- **The input**
'''
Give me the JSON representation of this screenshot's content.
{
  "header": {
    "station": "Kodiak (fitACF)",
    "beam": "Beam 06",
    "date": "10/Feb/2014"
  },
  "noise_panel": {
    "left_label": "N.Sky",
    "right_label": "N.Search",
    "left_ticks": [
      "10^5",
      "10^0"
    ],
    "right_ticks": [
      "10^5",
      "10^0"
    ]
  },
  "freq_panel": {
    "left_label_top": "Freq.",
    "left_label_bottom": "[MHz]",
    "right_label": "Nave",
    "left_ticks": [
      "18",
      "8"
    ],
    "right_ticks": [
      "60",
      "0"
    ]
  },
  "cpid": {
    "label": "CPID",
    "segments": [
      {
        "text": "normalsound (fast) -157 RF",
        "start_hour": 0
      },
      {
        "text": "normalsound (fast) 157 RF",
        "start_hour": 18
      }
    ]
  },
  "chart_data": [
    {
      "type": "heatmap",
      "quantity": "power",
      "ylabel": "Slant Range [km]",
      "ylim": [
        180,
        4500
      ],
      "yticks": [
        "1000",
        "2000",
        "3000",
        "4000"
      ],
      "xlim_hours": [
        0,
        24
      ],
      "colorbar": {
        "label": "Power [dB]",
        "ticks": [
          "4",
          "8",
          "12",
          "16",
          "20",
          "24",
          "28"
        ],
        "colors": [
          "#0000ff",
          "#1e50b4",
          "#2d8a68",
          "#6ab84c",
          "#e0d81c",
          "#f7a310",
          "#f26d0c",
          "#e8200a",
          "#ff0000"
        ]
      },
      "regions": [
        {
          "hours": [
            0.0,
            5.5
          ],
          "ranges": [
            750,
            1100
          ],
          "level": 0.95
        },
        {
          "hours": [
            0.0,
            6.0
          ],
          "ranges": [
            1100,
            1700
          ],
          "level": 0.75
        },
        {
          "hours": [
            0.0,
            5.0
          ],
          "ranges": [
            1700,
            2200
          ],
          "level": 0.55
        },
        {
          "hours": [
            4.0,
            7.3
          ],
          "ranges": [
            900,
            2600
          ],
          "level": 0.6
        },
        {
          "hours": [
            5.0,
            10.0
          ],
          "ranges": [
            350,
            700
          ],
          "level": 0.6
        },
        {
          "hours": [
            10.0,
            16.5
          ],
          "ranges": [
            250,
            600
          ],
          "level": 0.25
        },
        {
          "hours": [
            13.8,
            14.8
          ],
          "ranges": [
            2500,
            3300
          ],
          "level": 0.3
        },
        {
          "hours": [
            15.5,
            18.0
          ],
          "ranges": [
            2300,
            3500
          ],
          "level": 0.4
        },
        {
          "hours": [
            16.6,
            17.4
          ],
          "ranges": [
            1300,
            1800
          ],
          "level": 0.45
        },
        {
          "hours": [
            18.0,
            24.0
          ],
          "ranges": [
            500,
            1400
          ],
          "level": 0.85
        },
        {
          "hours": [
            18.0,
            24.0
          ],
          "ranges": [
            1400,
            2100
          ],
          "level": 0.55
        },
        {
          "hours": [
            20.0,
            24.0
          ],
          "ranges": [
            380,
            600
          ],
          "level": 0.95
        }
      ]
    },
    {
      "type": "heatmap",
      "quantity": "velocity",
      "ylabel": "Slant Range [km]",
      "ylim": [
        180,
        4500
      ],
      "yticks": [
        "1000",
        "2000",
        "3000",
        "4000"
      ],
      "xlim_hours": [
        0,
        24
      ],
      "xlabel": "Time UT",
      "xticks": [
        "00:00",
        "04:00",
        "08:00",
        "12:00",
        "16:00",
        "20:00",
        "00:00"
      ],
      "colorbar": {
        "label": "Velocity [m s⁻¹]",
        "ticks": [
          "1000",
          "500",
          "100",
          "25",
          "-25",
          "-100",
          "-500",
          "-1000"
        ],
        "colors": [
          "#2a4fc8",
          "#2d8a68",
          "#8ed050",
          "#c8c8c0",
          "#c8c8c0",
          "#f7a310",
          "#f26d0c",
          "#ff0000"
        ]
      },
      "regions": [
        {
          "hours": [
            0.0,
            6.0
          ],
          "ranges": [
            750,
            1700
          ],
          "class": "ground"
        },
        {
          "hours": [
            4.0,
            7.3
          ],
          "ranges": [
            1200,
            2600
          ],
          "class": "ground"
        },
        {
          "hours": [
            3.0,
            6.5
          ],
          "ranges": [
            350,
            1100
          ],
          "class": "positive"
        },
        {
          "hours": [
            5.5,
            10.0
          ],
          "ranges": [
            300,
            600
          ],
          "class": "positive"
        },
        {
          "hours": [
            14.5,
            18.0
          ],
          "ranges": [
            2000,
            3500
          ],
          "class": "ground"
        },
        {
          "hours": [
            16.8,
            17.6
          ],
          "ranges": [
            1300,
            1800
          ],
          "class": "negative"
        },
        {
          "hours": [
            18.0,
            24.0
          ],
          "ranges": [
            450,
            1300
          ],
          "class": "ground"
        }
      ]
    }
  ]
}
'''
- **The problem**
Of all the lines above, how many contain the word "fast"? Answer with only the number.

- **Correct output**
2